**Given data:**
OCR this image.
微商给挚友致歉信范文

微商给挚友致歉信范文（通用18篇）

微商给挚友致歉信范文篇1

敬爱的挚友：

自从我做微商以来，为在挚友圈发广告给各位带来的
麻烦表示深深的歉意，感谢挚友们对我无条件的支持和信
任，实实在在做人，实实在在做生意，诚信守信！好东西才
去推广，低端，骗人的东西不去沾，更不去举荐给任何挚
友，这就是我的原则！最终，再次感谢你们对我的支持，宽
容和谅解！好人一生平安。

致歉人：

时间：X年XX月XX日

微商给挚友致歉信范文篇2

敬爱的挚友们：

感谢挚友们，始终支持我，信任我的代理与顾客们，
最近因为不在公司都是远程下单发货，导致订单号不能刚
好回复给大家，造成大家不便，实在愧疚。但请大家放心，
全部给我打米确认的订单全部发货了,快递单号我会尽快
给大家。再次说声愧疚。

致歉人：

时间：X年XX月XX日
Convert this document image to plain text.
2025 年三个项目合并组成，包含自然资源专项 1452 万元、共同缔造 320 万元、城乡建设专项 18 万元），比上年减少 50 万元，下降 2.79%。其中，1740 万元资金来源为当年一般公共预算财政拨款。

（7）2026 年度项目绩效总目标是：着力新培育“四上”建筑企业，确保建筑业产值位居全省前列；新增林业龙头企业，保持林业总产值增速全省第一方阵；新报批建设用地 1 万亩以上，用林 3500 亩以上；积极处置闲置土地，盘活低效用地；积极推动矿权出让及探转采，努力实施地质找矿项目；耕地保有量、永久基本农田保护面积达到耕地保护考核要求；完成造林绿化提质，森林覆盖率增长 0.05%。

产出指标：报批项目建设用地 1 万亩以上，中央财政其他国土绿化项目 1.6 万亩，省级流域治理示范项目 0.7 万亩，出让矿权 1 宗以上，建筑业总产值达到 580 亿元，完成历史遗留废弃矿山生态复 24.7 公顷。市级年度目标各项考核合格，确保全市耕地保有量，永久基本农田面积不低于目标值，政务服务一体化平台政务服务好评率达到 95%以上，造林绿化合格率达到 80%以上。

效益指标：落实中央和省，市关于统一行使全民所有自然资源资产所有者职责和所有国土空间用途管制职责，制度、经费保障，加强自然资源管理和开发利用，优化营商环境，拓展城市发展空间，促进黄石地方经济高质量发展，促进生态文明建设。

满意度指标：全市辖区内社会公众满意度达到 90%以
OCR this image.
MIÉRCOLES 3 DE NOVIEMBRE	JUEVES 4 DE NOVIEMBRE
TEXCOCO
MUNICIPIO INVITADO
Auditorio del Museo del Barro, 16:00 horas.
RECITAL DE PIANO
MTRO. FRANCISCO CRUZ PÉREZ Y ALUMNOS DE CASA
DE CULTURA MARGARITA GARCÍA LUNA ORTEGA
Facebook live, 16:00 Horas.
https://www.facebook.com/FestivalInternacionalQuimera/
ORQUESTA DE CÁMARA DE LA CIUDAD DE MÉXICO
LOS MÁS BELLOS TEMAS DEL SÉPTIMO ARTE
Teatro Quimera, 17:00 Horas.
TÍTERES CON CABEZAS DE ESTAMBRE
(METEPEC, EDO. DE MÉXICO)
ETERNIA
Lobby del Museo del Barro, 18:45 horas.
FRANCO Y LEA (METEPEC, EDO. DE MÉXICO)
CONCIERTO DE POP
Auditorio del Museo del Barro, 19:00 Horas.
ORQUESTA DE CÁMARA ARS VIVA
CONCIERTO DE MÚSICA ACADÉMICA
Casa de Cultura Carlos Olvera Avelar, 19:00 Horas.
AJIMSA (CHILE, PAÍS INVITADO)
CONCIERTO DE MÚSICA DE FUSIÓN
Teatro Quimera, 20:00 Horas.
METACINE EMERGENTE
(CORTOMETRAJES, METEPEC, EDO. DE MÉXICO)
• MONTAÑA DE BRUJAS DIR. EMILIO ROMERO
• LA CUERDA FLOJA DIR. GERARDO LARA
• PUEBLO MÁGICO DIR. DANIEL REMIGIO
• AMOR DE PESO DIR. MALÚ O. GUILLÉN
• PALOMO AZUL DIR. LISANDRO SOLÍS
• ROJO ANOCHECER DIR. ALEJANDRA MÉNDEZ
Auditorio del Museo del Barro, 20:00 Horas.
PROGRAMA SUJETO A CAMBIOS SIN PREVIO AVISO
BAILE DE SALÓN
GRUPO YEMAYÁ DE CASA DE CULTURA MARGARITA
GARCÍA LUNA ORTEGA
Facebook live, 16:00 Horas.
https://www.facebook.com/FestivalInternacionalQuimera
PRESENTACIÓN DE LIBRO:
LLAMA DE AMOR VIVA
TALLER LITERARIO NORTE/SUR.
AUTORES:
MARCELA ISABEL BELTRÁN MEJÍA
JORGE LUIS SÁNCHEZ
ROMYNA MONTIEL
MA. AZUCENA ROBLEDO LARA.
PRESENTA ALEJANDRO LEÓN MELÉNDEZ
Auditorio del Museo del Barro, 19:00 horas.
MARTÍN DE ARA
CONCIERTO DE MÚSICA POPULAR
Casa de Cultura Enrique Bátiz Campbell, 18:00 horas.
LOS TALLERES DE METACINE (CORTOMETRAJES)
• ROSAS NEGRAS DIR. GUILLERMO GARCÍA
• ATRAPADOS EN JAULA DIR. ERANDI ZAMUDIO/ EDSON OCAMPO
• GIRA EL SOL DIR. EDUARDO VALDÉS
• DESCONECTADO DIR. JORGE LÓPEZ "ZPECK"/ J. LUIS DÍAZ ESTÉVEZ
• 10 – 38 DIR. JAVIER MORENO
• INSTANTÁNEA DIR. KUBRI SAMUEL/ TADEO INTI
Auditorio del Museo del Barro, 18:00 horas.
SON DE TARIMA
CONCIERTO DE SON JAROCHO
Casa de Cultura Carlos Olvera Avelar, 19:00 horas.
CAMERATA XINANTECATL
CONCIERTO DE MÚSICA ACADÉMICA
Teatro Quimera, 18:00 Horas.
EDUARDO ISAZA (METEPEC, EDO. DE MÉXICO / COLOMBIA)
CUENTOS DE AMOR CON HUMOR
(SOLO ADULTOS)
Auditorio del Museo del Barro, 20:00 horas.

**Stated task:**
Filter lines by "ORQUESTA" and return each hit.

**Exercise response:**
ORQUESTA DE CÁMARA DE LA CIUDAD DE MÉXICO
ORQUESTA DE CÁMARA ARS VIVA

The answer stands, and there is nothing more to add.